**Task instructions:**
The data below should be printed in full, exactly, and without any of its images.

Raw records:
+ + + + + + +

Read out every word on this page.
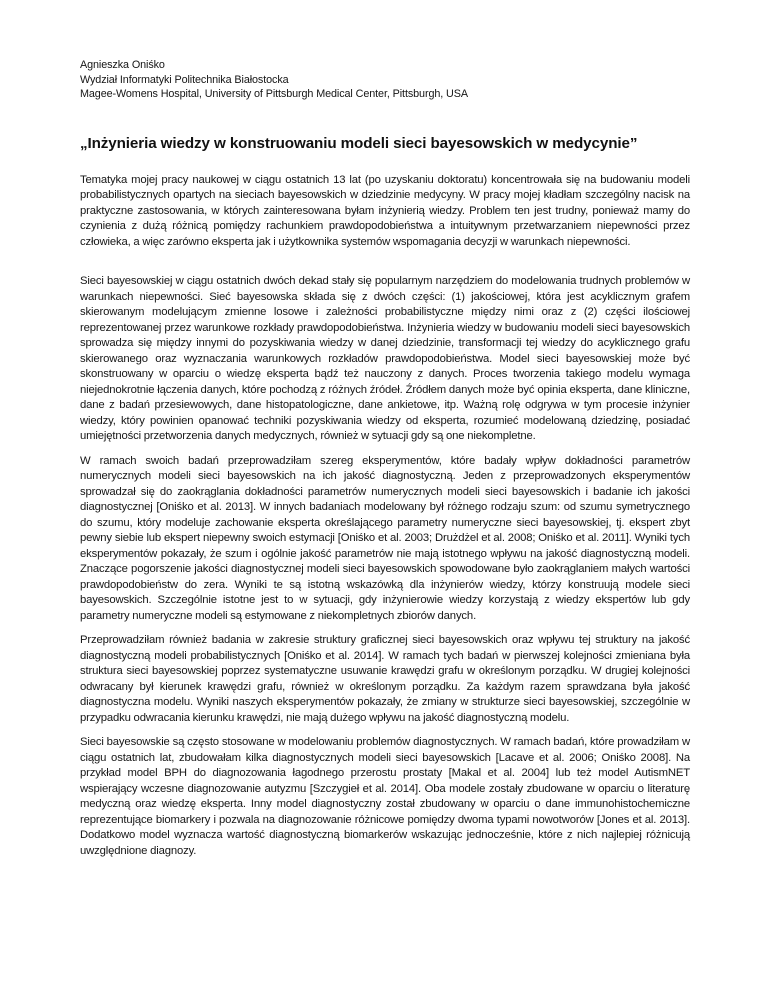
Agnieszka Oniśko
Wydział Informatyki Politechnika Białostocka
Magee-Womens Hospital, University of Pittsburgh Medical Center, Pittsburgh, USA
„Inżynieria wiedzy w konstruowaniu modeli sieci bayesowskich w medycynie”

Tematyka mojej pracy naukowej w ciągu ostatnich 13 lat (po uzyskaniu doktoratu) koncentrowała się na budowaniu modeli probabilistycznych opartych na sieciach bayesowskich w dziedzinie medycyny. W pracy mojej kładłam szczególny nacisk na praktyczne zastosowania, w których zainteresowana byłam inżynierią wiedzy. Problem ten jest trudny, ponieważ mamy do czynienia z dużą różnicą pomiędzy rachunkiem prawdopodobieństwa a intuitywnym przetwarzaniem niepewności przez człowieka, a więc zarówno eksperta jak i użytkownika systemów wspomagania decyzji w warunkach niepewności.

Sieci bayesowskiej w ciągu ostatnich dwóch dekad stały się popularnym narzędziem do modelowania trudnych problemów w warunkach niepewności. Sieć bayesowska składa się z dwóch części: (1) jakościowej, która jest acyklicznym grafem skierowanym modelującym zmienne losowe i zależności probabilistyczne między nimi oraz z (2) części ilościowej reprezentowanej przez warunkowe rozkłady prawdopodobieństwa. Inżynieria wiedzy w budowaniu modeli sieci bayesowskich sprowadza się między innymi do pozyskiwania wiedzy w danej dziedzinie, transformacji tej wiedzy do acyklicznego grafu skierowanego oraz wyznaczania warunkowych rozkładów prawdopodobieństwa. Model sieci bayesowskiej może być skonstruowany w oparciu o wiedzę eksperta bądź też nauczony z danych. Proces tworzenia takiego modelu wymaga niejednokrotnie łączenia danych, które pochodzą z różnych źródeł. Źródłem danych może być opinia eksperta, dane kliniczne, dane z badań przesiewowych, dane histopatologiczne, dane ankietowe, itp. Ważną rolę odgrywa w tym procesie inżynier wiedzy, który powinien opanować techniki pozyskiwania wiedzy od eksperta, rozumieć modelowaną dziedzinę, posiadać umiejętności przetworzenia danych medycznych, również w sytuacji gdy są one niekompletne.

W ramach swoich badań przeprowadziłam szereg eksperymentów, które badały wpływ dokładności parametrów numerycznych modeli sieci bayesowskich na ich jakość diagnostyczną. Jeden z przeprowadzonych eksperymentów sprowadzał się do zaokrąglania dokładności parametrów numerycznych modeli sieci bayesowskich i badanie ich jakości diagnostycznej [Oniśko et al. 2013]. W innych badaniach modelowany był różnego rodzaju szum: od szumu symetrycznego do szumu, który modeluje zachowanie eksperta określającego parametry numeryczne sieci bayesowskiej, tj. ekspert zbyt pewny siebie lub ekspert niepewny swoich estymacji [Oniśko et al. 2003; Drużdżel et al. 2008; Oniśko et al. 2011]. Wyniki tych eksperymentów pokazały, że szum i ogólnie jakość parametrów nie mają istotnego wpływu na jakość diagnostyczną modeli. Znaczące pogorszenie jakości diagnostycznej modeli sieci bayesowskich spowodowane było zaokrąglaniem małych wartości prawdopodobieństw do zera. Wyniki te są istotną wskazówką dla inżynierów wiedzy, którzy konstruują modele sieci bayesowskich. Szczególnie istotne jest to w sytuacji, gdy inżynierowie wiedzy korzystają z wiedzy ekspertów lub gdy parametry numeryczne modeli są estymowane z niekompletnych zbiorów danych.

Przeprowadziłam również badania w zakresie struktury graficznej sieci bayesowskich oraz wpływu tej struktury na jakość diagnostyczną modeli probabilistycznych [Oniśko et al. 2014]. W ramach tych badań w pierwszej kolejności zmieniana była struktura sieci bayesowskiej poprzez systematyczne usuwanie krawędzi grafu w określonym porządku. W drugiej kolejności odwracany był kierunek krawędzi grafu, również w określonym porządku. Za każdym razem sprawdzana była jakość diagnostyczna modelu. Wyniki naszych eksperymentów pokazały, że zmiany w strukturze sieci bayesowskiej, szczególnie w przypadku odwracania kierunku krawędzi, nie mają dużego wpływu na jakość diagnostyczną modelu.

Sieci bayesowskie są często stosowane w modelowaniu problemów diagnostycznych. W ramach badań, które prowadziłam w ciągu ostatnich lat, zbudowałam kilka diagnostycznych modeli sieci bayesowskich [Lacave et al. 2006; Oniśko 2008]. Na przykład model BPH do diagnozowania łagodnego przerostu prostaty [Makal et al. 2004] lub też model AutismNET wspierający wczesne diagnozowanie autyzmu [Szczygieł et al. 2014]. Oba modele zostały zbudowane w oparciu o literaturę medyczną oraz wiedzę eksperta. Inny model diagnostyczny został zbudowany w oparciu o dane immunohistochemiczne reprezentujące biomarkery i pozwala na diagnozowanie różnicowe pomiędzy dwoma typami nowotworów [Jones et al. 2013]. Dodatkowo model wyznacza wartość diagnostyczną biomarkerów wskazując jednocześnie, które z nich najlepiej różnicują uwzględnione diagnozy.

+ + + + + + +

**Response:**
Read out every word on this page.
Agnieszka Oniśko
Wydział Informatyki Politechnika Białostocka
Magee-Womens Hospital, University of Pittsburgh Medical Center, Pittsburgh, USA
„Inżynieria wiedzy w konstruowaniu modeli sieci bayesowskich w medycynie”

Tematyka mojej pracy naukowej w ciągu ostatnich 13 lat (po uzyskaniu doktoratu) koncentrowała się na budowaniu modeli probabilistycznych opartych na sieciach bayesowskich w dziedzinie medycyny. W pracy mojej kładłam szczególny nacisk na praktyczne zastosowania, w których zainteresowana byłam inżynierią wiedzy. Problem ten jest trudny, ponieważ mamy do czynienia z dużą różnicą pomiędzy rachunkiem prawdopodobieństwa a intuitywnym przetwarzaniem niepewności przez człowieka, a więc zarówno eksperta jak i użytkownika systemów wspomagania decyzji w warunkach niepewności.

Sieci bayesowskiej w ciągu ostatnich dwóch dekad stały się popularnym narzędziem do modelowania trudnych problemów w warunkach niepewności. Sieć bayesowska składa się z dwóch części: (1) jakościowej, która jest acyklicznym grafem skierowanym modelującym zmienne losowe i zależności probabilistyczne między nimi oraz z (2) części ilościowej reprezentowanej przez warunkowe rozkłady prawdopodobieństwa. Inżynieria wiedzy w budowaniu modeli sieci bayesowskich sprowadza się między innymi do pozyskiwania wiedzy w danej dziedzinie, transformacji tej wiedzy do acyklicznego grafu skierowanego oraz wyznaczania warunkowych rozkładów prawdopodobieństwa. Model sieci bayesowskiej może być skonstruowany w oparciu o wiedzę eksperta bądź też nauczony z danych. Proces tworzenia takiego modelu wymaga niejednokrotnie łączenia danych, które pochodzą z różnych źródeł. Źródłem danych może być opinia eksperta, dane kliniczne, dane z badań przesiewowych, dane histopatologiczne, dane ankietowe, itp. Ważną rolę odgrywa w tym procesie inżynier wiedzy, który powinien opanować techniki pozyskiwania wiedzy od eksperta, rozumieć modelowaną dziedzinę, posiadać umiejętności przetworzenia danych medycznych, również w sytuacji gdy są one niekompletne.

W ramach swoich badań przeprowadziłam szereg eksperymentów, które badały wpływ dokładności parametrów numerycznych modeli sieci bayesowskich na ich jakość diagnostyczną. Jeden z przeprowadzonych eksperymentów sprowadzał się do zaokrąglania dokładności parametrów numerycznych modeli sieci bayesowskich i badanie ich jakości diagnostycznej [Oniśko et al. 2013]. W innych badaniach modelowany był różnego rodzaju szum: od szumu symetrycznego do szumu, który modeluje zachowanie eksperta określającego parametry numeryczne sieci bayesowskiej, tj. ekspert zbyt pewny siebie lub ekspert niepewny swoich estymacji [Oniśko et al. 2003; Drużdżel et al. 2008; Oniśko et al. 2011]. Wyniki tych eksperymentów pokazały, że szum i ogólnie jakość parametrów nie mają istotnego wpływu na jakość diagnostyczną modeli. Znaczące pogorszenie jakości diagnostycznej modeli sieci bayesowskich spowodowane było zaokrąglaniem małych wartości prawdopodobieństw do zera. Wyniki te są istotną wskazówką dla inżynierów wiedzy, którzy konstruują modele sieci bayesowskich. Szczególnie istotne jest to w sytuacji, gdy inżynierowie wiedzy korzystają z wiedzy ekspertów lub gdy parametry numeryczne modeli są estymowane z niekompletnych zbiorów danych.

Przeprowadziłam również badania w zakresie struktury graficznej sieci bayesowskich oraz wpływu tej struktury na jakość diagnostyczną modeli probabilistycznych [Oniśko et al. 2014]. W ramach tych badań w pierwszej kolejności zmieniana była struktura sieci bayesowskiej poprzez systematyczne usuwanie krawędzi grafu w określonym porządku. W drugiej kolejności odwracany był kierunek krawędzi grafu, również w określonym porządku. Za każdym razem sprawdzana była jakość diagnostyczna modelu. Wyniki naszych eksperymentów pokazały, że zmiany w strukturze sieci bayesowskiej, szczególnie w przypadku odwracania kierunku krawędzi, nie mają dużego wpływu na jakość diagnostyczną modelu.

Sieci bayesowskie są często stosowane w modelowaniu problemów diagnostycznych. W ramach badań, które prowadziłam w ciągu ostatnich lat, zbudowałam kilka diagnostycznych modeli sieci bayesowskich [Lacave et al. 2006; Oniśko 2008]. Na przykład model BPH do diagnozowania łagodnego przerostu prostaty [Makal et al. 2004] lub też model AutismNET wspierający wczesne diagnozowanie autyzmu [Szczygieł et al. 2014]. Oba modele zostały zbudowane w oparciu o literaturę medyczną oraz wiedzę eksperta. Inny model diagnostyczny został zbudowany w oparciu o dane immunohistochemiczne reprezentujące biomarkery i pozwala na diagnozowanie różnicowe pomiędzy dwoma typami nowotworów [Jones et al. 2013]. Dodatkowo model wyznacza wartość diagnostyczną biomarkerów wskazując jednocześnie, które z nich najlepiej różnicują uwzględnione diagnozy.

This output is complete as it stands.